Copy out all of the material exactly as presented.

++++ Records ++++

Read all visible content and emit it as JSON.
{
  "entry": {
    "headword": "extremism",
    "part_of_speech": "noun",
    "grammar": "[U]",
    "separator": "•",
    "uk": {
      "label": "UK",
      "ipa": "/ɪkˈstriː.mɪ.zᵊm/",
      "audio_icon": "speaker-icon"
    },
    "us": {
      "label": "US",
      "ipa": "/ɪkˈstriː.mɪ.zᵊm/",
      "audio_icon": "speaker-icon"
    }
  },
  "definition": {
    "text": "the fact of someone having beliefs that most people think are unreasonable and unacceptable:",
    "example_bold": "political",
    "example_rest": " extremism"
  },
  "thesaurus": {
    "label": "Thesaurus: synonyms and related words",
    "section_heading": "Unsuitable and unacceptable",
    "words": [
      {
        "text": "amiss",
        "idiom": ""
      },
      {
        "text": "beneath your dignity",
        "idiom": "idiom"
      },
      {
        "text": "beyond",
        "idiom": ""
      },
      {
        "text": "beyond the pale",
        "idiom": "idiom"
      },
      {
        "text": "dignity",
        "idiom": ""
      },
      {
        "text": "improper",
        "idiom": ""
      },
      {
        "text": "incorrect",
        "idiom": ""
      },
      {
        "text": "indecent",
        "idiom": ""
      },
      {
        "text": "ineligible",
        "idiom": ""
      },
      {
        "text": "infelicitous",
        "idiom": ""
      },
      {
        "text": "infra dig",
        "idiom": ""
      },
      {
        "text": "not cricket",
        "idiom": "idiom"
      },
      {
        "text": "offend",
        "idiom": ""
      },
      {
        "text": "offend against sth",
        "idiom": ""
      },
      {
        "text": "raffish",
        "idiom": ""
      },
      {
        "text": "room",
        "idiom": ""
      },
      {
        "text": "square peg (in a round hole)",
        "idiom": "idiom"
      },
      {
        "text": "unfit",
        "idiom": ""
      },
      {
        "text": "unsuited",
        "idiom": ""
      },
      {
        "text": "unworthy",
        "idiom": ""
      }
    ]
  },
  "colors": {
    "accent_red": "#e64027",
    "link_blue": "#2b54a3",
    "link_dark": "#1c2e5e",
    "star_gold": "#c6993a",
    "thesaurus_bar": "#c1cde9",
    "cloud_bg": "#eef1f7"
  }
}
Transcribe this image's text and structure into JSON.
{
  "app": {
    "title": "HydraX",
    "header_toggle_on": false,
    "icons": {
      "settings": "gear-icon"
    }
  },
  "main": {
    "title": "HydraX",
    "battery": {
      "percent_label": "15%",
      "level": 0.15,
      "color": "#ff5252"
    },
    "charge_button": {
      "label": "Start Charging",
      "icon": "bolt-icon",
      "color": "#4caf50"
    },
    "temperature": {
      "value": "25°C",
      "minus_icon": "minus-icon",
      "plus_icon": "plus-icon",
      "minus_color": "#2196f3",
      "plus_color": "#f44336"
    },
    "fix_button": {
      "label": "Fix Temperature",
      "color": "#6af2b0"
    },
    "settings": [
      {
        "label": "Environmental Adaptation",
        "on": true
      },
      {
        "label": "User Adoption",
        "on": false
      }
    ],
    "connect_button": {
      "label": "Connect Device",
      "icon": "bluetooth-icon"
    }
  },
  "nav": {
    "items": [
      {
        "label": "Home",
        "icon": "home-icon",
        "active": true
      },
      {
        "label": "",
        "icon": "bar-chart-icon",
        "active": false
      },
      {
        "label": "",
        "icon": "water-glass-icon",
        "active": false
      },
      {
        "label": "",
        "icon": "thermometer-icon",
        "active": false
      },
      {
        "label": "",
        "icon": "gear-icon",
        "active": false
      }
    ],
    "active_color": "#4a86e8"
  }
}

++++

## Task output
Read all visible content and emit it as JSON.
{
  "entry": {
    "headword": "extremism",
    "part_of_speech": "noun",
    "grammar": "[U]",
    "separator": "•",
    "uk": {
      "label": "UK",
      "ipa": "/ɪkˈstriː.mɪ.zᵊm/",
      "audio_icon": "speaker-icon"
    },
    "us": {
      "label": "US",
      "ipa": "/ɪkˈstriː.mɪ.zᵊm/",
      "audio_icon": "speaker-icon"
    }
  },
  "definition": {
    "text": "the fact of someone having beliefs that most people think are unreasonable and unacceptable:",
    "example_bold": "political",
    "example_rest": " extremism"
  },
  "thesaurus": {
    "label": "Thesaurus: synonyms and related words",
    "section_heading": "Unsuitable and unacceptable",
    "words": [
      {
        "text": "amiss",
        "idiom": ""
      },
      {
        "text": "beneath your dignity",
        "idiom": "idiom"
      },
      {
        "text": "beyond",
        "idiom": ""
      },
      {
        "text": "beyond the pale",
        "idiom": "idiom"
      },
      {
        "text": "dignity",
        "idiom": ""
      },
      {
        "text": "improper",
        "idiom": ""
      },
      {
        "text": "incorrect",
        "idiom": ""
      },
      {
        "text": "indecent",
        "idiom": ""
      },
      {
        "text": "ineligible",
        "idiom": ""
      },
      {
        "text": "infelicitous",
        "idiom": ""
      },
      {
        "text": "infra dig",
        "idiom": ""
      },
      {
        "text": "not cricket",
        "idiom": "idiom"
      },
      {
        "text": "offend",
        "idiom": ""
      },
      {
        "text": "offend against sth",
        "idiom": ""
      },
      {
        "text": "raffish",
        "idiom": ""
      },
      {
        "text": "room",
        "idiom": ""
      },
      {
        "text": "square peg (in a round hole)",
        "idiom": "idiom"
      },
      {
        "text": "unfit",
        "idiom": ""
      },
      {
        "text": "unsuited",
        "idiom": ""
      },
      {
        "text": "unworthy",
        "idiom": ""
      }
    ]
  },
  "colors": {
    "accent_red": "#e64027",
    "link_blue": "#2b54a3",
    "link_dark": "#1c2e5e",
    "star_gold": "#c6993a",
    "thesaurus_bar": "#c1cde9",
    "cloud_bg": "#eef1f7"
  }
}
Transcribe this image's text and structure into JSON.
{
  "app": {
    "title": "HydraX",
    "header_toggle_on": false,
    "icons": {
      "settings": "gear-icon"
    }
  },
  "main": {
    "title": "HydraX",
    "battery": {
      "percent_label": "15%",
      "level": 0.15,
      "color": "#ff5252"
    },
    "charge_button": {
      "label": "Start Charging",
      "icon": "bolt-icon",
      "color": "#4caf50"
    },
    "temperature": {
      "value": "25°C",
      "minus_icon": "minus-icon",
      "plus_icon": "plus-icon",
      "minus_color": "#2196f3",
      "plus_color": "#f44336"
    },
    "fix_button": {
      "label": "Fix Temperature",
      "color": "#6af2b0"
    },
    "settings": [
      {
        "label": "Environmental Adaptation",
        "on": true
      },
      {
        "label": "User Adoption",
        "on": false
      }
    ],
    "connect_button": {
      "label": "Connect Device",
      "icon": "bluetooth-icon"
    }
  },
  "nav": {
    "items": [
      {
        "label": "Home",
        "icon": "home-icon",
        "active": true
      },
      {
        "label": "",
        "icon": "bar-chart-icon",
        "active": false
      },
      {
        "label": "",
        "icon": "water-glass-icon",
        "active": false
      },
      {
        "label": "",
        "icon": "thermometer-icon",
        "active": false
      },
      {
        "label": "",
        "icon": "gear-icon",
        "active": false
      }
    ],
    "active_color": "#4a86e8"
  }
}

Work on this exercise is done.